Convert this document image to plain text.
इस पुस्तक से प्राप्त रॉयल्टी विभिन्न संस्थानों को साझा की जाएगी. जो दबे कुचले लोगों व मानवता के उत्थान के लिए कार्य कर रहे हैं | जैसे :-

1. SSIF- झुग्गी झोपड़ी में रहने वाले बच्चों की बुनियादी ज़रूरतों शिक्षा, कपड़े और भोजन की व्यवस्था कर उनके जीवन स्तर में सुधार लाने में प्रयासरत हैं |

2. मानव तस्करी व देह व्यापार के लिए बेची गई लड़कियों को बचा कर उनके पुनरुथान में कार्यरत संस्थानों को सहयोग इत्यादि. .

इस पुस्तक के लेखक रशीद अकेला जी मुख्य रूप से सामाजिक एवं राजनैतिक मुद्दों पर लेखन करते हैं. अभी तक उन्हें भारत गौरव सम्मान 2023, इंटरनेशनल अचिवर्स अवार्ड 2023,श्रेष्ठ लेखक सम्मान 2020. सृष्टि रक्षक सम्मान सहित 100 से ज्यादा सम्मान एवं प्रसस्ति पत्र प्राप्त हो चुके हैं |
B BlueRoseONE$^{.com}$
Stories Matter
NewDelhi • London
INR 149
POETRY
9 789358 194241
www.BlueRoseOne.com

☆ ☆ ☆ ☆

To be done: Take the entries above and copy them out exactly.

Reply:
Convert this document image to plain text.
इस पुस्तक से प्राप्त रॉयल्टी विभिन्न संस्थानों को साझा की जाएगी. जो दबे कुचले लोगों व मानवता के उत्थान के लिए कार्य कर रहे हैं | जैसे :-

1. SSIF- झुग्गी झोपड़ी में रहने वाले बच्चों की बुनियादी ज़रूरतों शिक्षा, कपड़े और भोजन की व्यवस्था कर उनके जीवन स्तर में सुधार लाने में प्रयासरत हैं |

2. मानव तस्करी व देह व्यापार के लिए बेची गई लड़कियों को बचा कर उनके पुनरुथान में कार्यरत संस्थानों को सहयोग इत्यादि. .

इस पुस्तक के लेखक रशीद अकेला जी मुख्य रूप से सामाजिक एवं राजनैतिक मुद्दों पर लेखन करते हैं. अभी तक उन्हें भारत गौरव सम्मान 2023, इंटरनेशनल अचिवर्स अवार्ड 2023,श्रेष्ठ लेखक सम्मान 2020. सृष्टि रक्षक सम्मान सहित 100 से ज्यादा सम्मान एवं प्रसस्ति पत्र प्राप्त हो चुके हैं |
B BlueRoseONE$^{.com}$
Stories Matter
NewDelhi • London
INR 149
POETRY
9 789358 194241
www.BlueRoseOne.com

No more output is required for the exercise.